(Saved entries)

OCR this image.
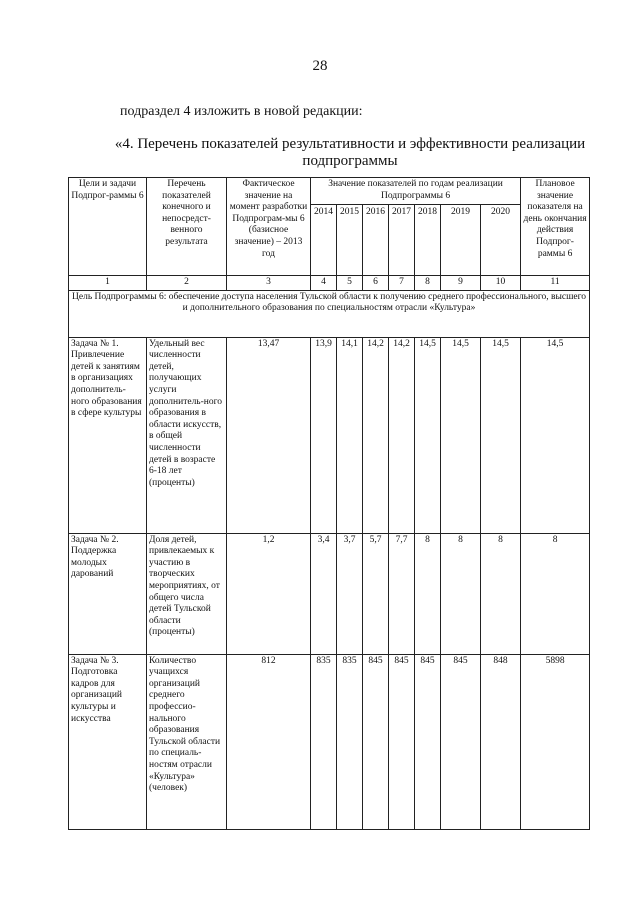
28
подраздел 4 изложить в новой редакции:
«4. Перечень показателей результативности и эффективности реализации
подпрограммы
Цели и задачи Подпрог-раммы 6	Перечень показателей конечного и непосредст-венного результата	Фактическое значение на момент разработки Подпрограм-мы 6 (базисное значение) – 2013 год	Значение показателей по годам реализации Подпрограммы 6							Плановое значение показателя на день окончания действия Подпрог-раммы 6
			2014	2015	2016	2017	2018	2019	2020	
1	2	3	4	5	6	7	8	9	10	11
Цель Подпрограммы 6: обеспечение доступа населения Тульской области к получению среднего профессионального, высшего и дополнительного образования по специальностям отрасли «Культура»										
Задача № 1. Привлечение детей к занятиям в организациях дополнитель-ного образования в сфере культуры	Удельный вес численности детей, получающих услуги дополнитель-ного образования в области искусств, в общей численности детей в возрасте 6-18 лет (проценты)	13,47	13,9	14,1	14,2	14,2	14,5	14,5	14,5	14,5
Задача № 2. Поддержка молодых дарований	Доля детей, привлекаемых к участию в творческих мероприятиях, от общего числа детей Тульской области (проценты)	1,2	3,4	3,7	5,7	7,7	8	8	8	8
Задача № 3. Подготовка кадров для организаций культуры и искусства	Количество учащихся организаций среднего профессио-нального образования Тульской области по специаль-ностям отрасли «Культура» (человек)	812	835	835	845	845	845	845	848	5898
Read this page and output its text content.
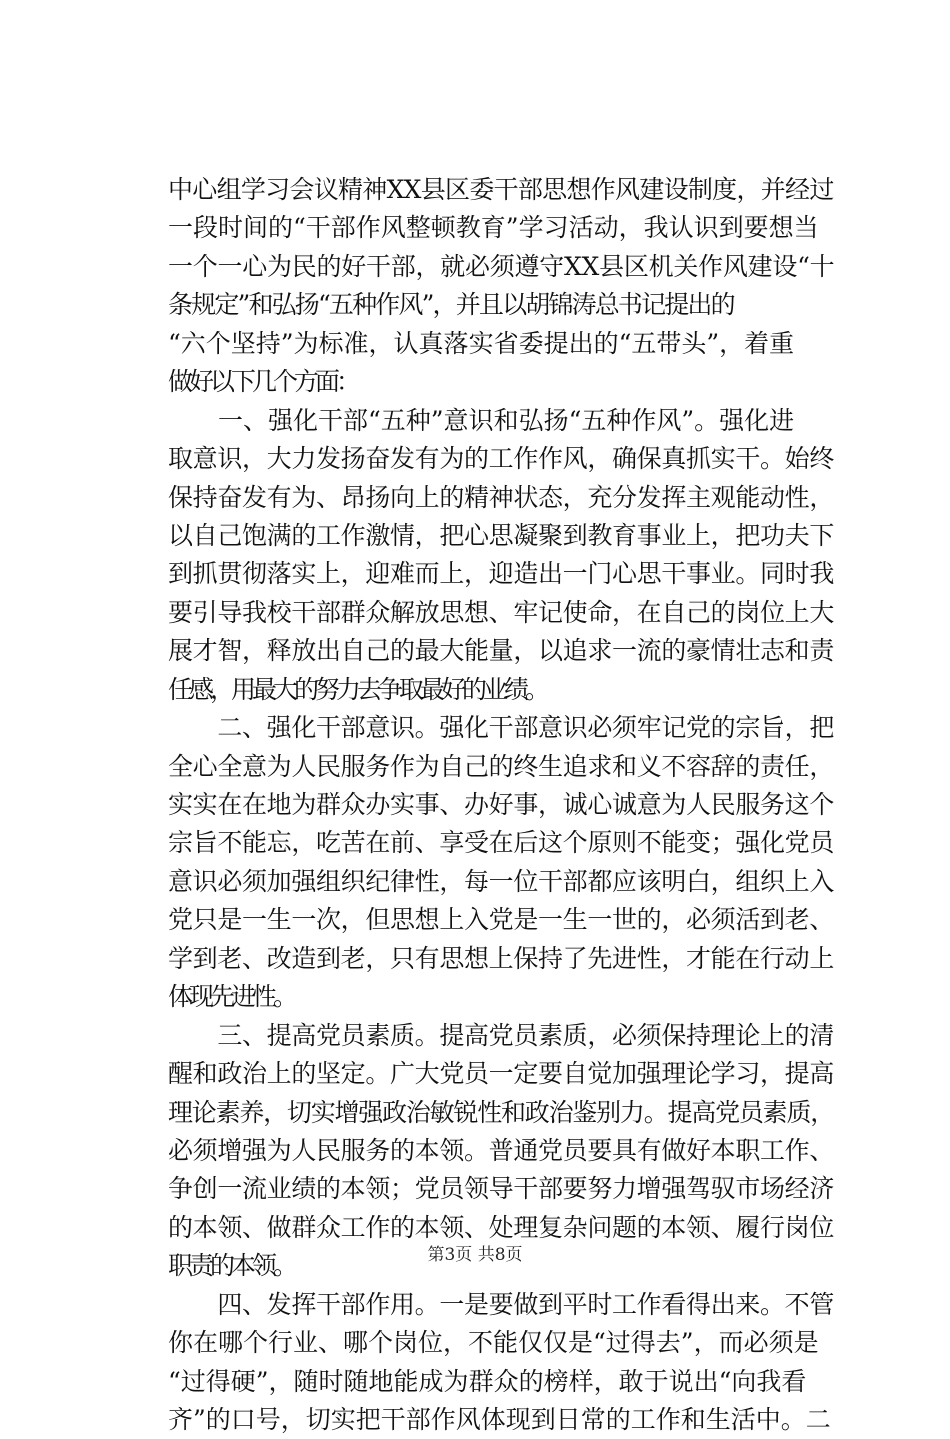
中心组学习会议精神XX县区委干部思想作风建设制度，并经过
一段时间的“干部作风整顿教育”学习活动，我认识到要想当
一个一心为民的好干部，就必须遵守XX县区机关作风建设“十
条规定”和弘扬“五种作风”，并且以胡锦涛总书记提出的
“六个坚持”为标准，认真落实省委提出的“五带头”，着重
做好以下几个方面：
　　一、强化干部“五种”意识和弘扬“五种作风”。强化进
取意识，大力发扬奋发有为的工作作风，确保真抓实干。始终
保持奋发有为、昂扬向上的精神状态，充分发挥主观能动性，
以自己饱满的工作激情，把心思凝聚到教育事业上，把功夫下
到抓贯彻落实上，迎难而上，迎造出一门心思干事业。同时我
要引导我校干部群众解放思想、牢记使命，在自己的岗位上大
展才智，释放出自己的最大能量，以追求一流的豪情壮志和责
任感，用最大的努力去争取最好的业绩。
　　二、强化干部意识。强化干部意识必须牢记党的宗旨，把
全心全意为人民服务作为自己的终生追求和义不容辞的责任，
实实在在地为群众办实事、办好事，诚心诚意为人民服务这个
宗旨不能忘，吃苦在前、享受在后这个原则不能变；强化党员
意识必须加强组织纪律性，每一位干部都应该明白，组织上入
党只是一生一次，但思想上入党是一生一世的，必须活到老、
学到老、改造到老，只有思想上保持了先进性，才能在行动上
体现先进性。
　　三、提高党员素质。提高党员素质，必须保持理论上的清
醒和政治上的坚定。广大党员一定要自觉加强理论学习，提高
理论素养，切实增强政治敏锐性和政治鉴别力。提高党员素质，
必须增强为人民服务的本领。普通党员要具有做好本职工作、
争创一流业绩的本领；党员领导干部要努力增强驾驭市场经济
的本领、做群众工作的本领、处理复杂问题的本领、履行岗位
职责的本领。
　　四、发挥干部作用。一是要做到平时工作看得出来。不管
你在哪个行业、哪个岗位，不能仅仅是“过得去”，而必须是
“过得硬”，随时随地能成为群众的榜样，敢于说出“向我看
齐”的口号，切实把干部作风体现到日常的工作和生活中。二
第3页 共8页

Task statement:
Quote the data exactly, leaving every image out of the copy.

Written response:
OCR this image.
28
подраздел 4 изложить в новой редакции:
«4. Перечень показателей результативности и эффективности реализации
подпрограммы
Цели и задачи Подпрог-раммы 6	Перечень показателей конечного и непосредст-венного результата	Фактическое значение на момент разработки Подпрограм-мы 6 (базисное значение) – 2013 год	Значение показателей по годам реализации Подпрограммы 6							Плановое значение показателя на день окончания действия Подпрог-раммы 6
			2014	2015	2016	2017	2018	2019	2020	
1	2	3	4	5	6	7	8	9	10	11
Цель Подпрограммы 6: обеспечение доступа населения Тульской области к получению среднего профессионального, высшего и дополнительного образования по специальностям отрасли «Культура»										
Задача № 1. Привлечение детей к занятиям в организациях дополнитель-ного образования в сфере культуры	Удельный вес численности детей, получающих услуги дополнитель-ного образования в области искусств, в общей численности детей в возрасте 6-18 лет (проценты)	13,47	13,9	14,1	14,2	14,2	14,5	14,5	14,5	14,5
Задача № 2. Поддержка молодых дарований	Доля детей, привлекаемых к участию в творческих мероприятиях, от общего числа детей Тульской области (проценты)	1,2	3,4	3,7	5,7	7,7	8	8	8	8
Задача № 3. Подготовка кадров для организаций культуры и искусства	Количество учащихся организаций среднего профессио-нального образования Тульской области по специаль-ностям отрасли «Культура» (человек)	812	835	835	845	845	845	845	848	5898
Read this page and output its text content.
中心组学习会议精神XX县区委干部思想作风建设制度，并经过
一段时间的“干部作风整顿教育”学习活动，我认识到要想当
一个一心为民的好干部，就必须遵守XX县区机关作风建设“十
条规定”和弘扬“五种作风”，并且以胡锦涛总书记提出的
“六个坚持”为标准，认真落实省委提出的“五带头”，着重
做好以下几个方面：
　　一、强化干部“五种”意识和弘扬“五种作风”。强化进
取意识，大力发扬奋发有为的工作作风，确保真抓实干。始终
保持奋发有为、昂扬向上的精神状态，充分发挥主观能动性，
以自己饱满的工作激情，把心思凝聚到教育事业上，把功夫下
到抓贯彻落实上，迎难而上，迎造出一门心思干事业。同时我
要引导我校干部群众解放思想、牢记使命，在自己的岗位上大
展才智，释放出自己的最大能量，以追求一流的豪情壮志和责
任感，用最大的努力去争取最好的业绩。
　　二、强化干部意识。强化干部意识必须牢记党的宗旨，把
全心全意为人民服务作为自己的终生追求和义不容辞的责任，
实实在在地为群众办实事、办好事，诚心诚意为人民服务这个
宗旨不能忘，吃苦在前、享受在后这个原则不能变；强化党员
意识必须加强组织纪律性，每一位干部都应该明白，组织上入
党只是一生一次，但思想上入党是一生一世的，必须活到老、
学到老、改造到老，只有思想上保持了先进性，才能在行动上
体现先进性。
　　三、提高党员素质。提高党员素质，必须保持理论上的清
醒和政治上的坚定。广大党员一定要自觉加强理论学习，提高
理论素养，切实增强政治敏锐性和政治鉴别力。提高党员素质，
必须增强为人民服务的本领。普通党员要具有做好本职工作、
争创一流业绩的本领；党员领导干部要努力增强驾驭市场经济
的本领、做群众工作的本领、处理复杂问题的本领、履行岗位
职责的本领。
　　四、发挥干部作用。一是要做到平时工作看得出来。不管
你在哪个行业、哪个岗位，不能仅仅是“过得去”，而必须是
“过得硬”，随时随地能成为群众的榜样，敢于说出“向我看
齐”的口号，切实把干部作风体现到日常的工作和生活中。二
第3页 共8页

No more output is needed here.